Of the lines in the listing below, how many hold "MEAN"? Answer with the number only.

* Begin Data *

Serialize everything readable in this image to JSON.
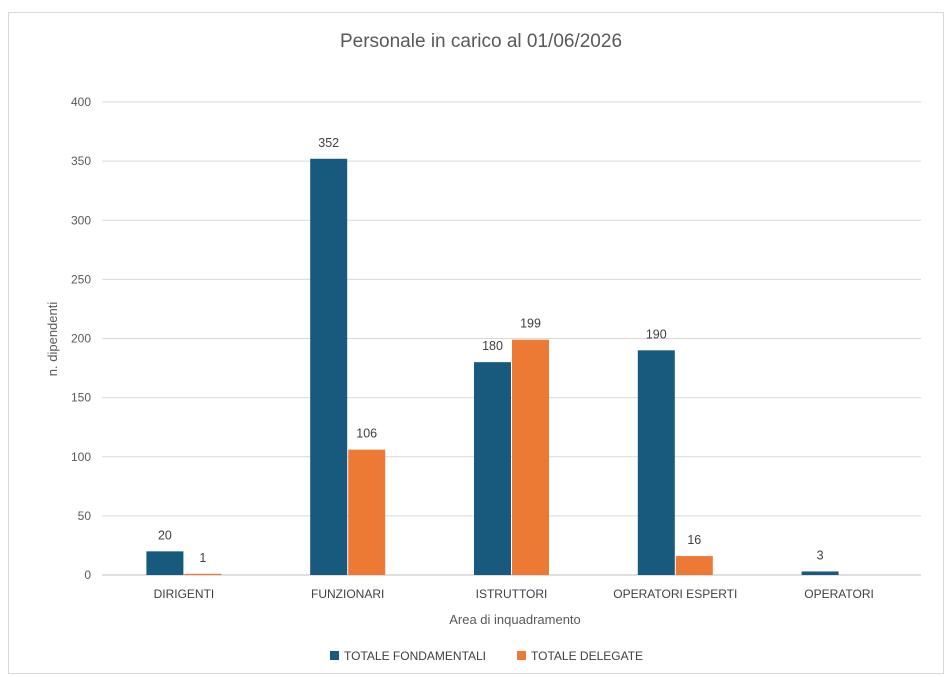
{
  "chart_data": {
    "type": "bar",
    "title": "Personale in carico al 01/06/2026",
    "xlabel": "Area di inquadramento",
    "ylabel": "n. dipendenti",
    "categories": [
      "DIRIGENTI",
      "FUNZIONARI",
      "ISTRUTTORI",
      "OPERATORI ESPERTI",
      "OPERATORI"
    ],
    "series": [
      {
        "name": "TOTALE FONDAMENTALI",
        "color": "#175a7d",
        "values": [
          20,
          352,
          180,
          190,
          3
        ],
        "labels": [
          "20",
          "352",
          "180",
          "190",
          "3"
        ]
      },
      {
        "name": "TOTALE DELEGATE",
        "color": "#ec7a34",
        "values": [
          1,
          106,
          199,
          16,
          0
        ],
        "labels": [
          "1",
          "106",
          "199",
          "16",
          ""
        ]
      }
    ],
    "ylim": [
      0,
      400
    ],
    "yticks": [
      0,
      50,
      100,
      150,
      200,
      250,
      300,
      350,
      400
    ],
    "grid": true,
    "legend": "bottom"
  }
}
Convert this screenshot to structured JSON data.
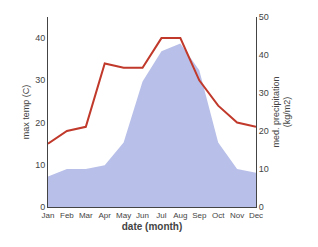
{
  "chart_data": {
    "type": "line",
    "xlabel": "date (month)",
    "ylabel": "max temp (C)",
    "y2label": "med. precipitation\n(kg/m2)",
    "categories": [
      "Jan",
      "Feb",
      "Mar",
      "Apr",
      "May",
      "Jun",
      "Jul",
      "Aug",
      "Sep",
      "Oct",
      "Nov",
      "Dec"
    ],
    "series": [
      {
        "type": "area",
        "axis": "y2",
        "color": "#b8bfe8",
        "values": [
          8,
          10,
          10,
          11,
          17,
          33,
          41,
          43,
          36,
          17,
          10,
          9
        ]
      },
      {
        "type": "line",
        "axis": "y",
        "color": "#c0392b",
        "values": [
          15,
          18,
          19,
          34,
          33,
          33,
          40,
          40,
          30,
          24,
          20,
          19
        ]
      }
    ],
    "ylim": [
      0,
      45
    ],
    "yticks": [
      0,
      10,
      20,
      30,
      40
    ],
    "y2lim": [
      0,
      50
    ],
    "y2ticks": [
      0,
      10,
      20,
      30,
      40,
      50
    ],
    "grid": false
  }
}
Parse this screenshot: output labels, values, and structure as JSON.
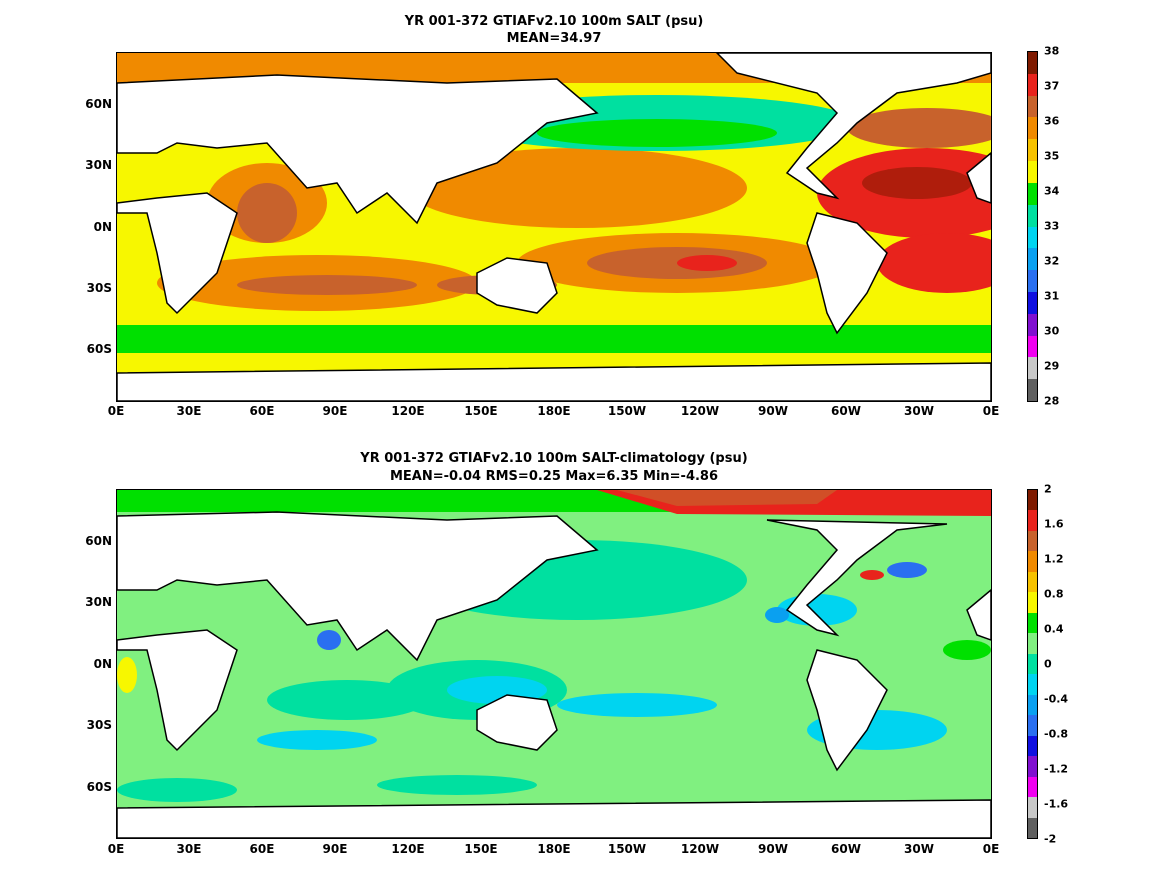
{
  "panels": [
    {
      "title1": "YR 001-372 GTIAFv2.10 100m SALT (psu)",
      "title2": "MEAN=34.97",
      "colorbar": {
        "labels": [
          "38",
          "37",
          "36",
          "35",
          "34",
          "33",
          "32",
          "31",
          "30",
          "29",
          "28"
        ],
        "colors": [
          "#7f1a00",
          "#e8231c",
          "#c8622c",
          "#f08a00",
          "#f7c200",
          "#f7f700",
          "#00e000",
          "#00e0a0",
          "#00d4f0",
          "#0aa0f0",
          "#2a6ff0",
          "#1010e0",
          "#8010d0",
          "#f000f0",
          "#c8c8c8",
          "#606060"
        ]
      }
    },
    {
      "title1": "YR 001-372 GTIAFv2.10 100m SALT-climatology (psu)",
      "title2": "MEAN=-0.04   RMS=0.25   Max=6.35   Min=-4.86",
      "colorbar": {
        "labels": [
          "2",
          "1.6",
          "1.2",
          "0.8",
          "0.4",
          "0",
          "-0.4",
          "-0.8",
          "-1.2",
          "-1.6",
          "-2"
        ],
        "colors": [
          "#7f1a00",
          "#e8231c",
          "#c8622c",
          "#f08a00",
          "#f7c200",
          "#f7f700",
          "#00e000",
          "#80f080",
          "#00e0a0",
          "#00d4f0",
          "#0aa0f0",
          "#2a6ff0",
          "#1010e0",
          "#8010d0",
          "#f000f0",
          "#c8c8c8",
          "#606060"
        ]
      }
    }
  ],
  "x_labels": [
    "0E",
    "30E",
    "60E",
    "90E",
    "120E",
    "150E",
    "180E",
    "150W",
    "120W",
    "90W",
    "60W",
    "30W",
    "0E"
  ],
  "y_labels": [
    "60N",
    "30N",
    "0N",
    "30S",
    "60S"
  ]
}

* End Data *

**Result:**
2